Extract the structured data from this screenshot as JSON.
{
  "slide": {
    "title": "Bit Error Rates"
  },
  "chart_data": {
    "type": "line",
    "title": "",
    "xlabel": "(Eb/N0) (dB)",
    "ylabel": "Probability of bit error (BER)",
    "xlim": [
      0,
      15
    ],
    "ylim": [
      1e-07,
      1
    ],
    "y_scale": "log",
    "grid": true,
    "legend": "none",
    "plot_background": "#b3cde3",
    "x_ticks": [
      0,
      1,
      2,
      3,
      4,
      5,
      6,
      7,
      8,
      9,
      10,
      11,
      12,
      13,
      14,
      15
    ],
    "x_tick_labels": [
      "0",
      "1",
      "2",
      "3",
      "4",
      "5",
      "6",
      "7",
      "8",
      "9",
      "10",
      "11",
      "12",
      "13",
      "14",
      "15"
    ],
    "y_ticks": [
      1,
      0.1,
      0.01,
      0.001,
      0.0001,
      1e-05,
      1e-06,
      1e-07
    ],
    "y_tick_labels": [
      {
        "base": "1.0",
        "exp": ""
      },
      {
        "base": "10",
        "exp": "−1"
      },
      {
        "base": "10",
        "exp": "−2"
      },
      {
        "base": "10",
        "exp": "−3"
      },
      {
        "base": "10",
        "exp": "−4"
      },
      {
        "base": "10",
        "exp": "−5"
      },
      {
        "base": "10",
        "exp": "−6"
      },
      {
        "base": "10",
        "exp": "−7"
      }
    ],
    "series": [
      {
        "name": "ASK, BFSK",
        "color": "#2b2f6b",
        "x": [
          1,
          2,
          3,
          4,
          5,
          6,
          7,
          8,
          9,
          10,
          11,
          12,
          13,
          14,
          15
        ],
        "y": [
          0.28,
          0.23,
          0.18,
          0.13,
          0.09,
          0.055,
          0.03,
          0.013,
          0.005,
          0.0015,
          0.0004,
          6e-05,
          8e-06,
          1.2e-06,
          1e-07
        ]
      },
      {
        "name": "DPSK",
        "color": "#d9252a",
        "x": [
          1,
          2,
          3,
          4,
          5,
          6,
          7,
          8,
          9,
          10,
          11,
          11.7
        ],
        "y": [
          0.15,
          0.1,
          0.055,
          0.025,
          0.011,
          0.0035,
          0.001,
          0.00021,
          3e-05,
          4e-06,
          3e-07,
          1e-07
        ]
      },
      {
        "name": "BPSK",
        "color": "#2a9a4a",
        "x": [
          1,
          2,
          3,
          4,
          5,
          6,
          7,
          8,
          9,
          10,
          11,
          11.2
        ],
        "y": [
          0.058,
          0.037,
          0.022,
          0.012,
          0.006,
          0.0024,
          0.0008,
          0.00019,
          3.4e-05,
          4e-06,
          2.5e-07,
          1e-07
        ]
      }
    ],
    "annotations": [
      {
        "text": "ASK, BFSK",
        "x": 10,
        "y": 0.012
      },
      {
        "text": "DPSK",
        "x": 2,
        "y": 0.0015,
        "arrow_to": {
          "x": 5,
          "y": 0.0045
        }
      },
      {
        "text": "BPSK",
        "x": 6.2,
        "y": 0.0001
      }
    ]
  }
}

| TASK |
Sift through the entries and copy every line with "color".

| RESULT OF THE TASK |
        "color": "#2b2f6b",
        "color": "#d9252a",
        "color": "#2a9a4a",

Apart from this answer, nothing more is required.